(Saved data entries)
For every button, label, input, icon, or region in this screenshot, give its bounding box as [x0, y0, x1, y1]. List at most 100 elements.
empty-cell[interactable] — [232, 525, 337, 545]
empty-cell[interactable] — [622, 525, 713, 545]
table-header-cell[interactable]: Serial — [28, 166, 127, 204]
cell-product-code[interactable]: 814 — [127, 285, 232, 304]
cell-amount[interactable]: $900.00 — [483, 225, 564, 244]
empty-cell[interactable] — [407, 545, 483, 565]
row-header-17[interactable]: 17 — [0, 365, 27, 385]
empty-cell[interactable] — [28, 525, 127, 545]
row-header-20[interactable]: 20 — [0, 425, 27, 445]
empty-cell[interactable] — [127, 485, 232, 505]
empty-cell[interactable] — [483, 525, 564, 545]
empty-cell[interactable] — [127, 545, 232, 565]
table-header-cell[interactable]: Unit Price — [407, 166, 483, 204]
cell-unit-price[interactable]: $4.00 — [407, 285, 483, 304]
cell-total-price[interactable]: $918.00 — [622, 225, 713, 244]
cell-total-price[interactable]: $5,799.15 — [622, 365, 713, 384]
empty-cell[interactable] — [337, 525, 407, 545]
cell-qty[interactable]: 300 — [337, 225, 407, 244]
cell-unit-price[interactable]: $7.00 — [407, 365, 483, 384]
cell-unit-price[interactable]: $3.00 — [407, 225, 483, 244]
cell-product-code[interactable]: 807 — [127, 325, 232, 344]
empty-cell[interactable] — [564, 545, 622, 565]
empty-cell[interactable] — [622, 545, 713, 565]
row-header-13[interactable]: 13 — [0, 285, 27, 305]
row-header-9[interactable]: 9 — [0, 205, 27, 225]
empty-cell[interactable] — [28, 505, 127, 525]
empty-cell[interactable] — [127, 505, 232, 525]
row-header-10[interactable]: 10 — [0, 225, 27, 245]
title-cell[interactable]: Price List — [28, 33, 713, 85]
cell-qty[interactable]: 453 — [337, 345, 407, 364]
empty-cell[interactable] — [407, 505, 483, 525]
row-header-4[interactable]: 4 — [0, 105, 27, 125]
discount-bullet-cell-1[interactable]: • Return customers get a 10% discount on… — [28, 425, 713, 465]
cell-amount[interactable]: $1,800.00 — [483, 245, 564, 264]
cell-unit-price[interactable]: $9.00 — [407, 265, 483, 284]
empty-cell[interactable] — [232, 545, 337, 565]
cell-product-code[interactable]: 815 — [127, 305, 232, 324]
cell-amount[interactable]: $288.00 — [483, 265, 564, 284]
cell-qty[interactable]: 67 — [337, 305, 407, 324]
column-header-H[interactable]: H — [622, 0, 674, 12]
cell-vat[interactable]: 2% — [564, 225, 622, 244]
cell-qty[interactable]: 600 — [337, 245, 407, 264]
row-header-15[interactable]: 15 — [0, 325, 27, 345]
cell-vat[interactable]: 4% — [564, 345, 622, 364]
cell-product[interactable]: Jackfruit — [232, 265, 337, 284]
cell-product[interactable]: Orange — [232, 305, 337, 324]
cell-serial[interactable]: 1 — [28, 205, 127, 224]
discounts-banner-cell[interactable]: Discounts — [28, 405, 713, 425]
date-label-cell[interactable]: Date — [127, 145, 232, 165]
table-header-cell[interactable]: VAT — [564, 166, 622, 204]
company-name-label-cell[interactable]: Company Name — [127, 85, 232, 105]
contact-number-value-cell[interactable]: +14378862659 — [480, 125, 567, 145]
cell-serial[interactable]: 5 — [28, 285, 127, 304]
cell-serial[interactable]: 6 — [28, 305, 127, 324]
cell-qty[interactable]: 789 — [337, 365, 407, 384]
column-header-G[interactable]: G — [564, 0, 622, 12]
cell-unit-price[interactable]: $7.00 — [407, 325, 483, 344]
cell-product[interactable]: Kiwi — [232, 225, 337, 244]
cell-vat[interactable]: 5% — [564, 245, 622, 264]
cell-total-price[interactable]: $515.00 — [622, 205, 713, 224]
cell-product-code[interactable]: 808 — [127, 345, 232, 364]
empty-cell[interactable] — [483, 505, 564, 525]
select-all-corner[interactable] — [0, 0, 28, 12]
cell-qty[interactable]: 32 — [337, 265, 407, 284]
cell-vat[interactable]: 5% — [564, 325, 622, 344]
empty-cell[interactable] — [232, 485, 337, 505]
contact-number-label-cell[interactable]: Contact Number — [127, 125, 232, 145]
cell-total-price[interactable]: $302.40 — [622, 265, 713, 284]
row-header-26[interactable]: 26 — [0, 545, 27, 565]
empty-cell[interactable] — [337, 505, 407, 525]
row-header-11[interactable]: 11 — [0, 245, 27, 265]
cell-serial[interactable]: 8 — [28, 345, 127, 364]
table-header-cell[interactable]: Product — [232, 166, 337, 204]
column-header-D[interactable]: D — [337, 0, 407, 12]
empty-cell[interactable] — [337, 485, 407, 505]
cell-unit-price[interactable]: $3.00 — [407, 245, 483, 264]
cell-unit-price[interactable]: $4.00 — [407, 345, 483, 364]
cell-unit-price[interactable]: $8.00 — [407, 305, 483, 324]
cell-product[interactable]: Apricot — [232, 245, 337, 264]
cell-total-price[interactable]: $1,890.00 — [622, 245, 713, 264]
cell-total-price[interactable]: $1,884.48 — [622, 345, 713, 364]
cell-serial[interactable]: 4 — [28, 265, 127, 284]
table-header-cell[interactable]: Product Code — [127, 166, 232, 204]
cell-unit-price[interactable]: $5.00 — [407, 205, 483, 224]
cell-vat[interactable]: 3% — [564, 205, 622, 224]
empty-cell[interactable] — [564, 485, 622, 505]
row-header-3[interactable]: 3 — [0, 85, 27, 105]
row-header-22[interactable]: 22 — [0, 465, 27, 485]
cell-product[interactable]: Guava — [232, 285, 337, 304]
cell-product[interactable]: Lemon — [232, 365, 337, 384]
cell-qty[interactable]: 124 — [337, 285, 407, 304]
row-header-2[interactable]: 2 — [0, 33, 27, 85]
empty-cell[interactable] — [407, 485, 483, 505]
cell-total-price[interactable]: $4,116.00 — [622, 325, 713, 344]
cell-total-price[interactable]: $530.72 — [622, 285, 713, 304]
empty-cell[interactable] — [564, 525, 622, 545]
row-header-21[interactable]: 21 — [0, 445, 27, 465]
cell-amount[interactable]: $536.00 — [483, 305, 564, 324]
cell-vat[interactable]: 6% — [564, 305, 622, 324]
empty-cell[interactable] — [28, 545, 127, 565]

#### The problem
Repeat the material word for word, starting with its first line and going on through the line that contains "table-header-cell[interactable]: Serial —", including that line.

#### Reply
For every button, label, input, icon, or region in this screenshot, give its bounding box as [x0, y0, x1, y1]. List at most 100 elements.
empty-cell[interactable] — [232, 525, 337, 545]
empty-cell[interactable] — [622, 525, 713, 545]
table-header-cell[interactable]: Serial — [28, 166, 127, 204]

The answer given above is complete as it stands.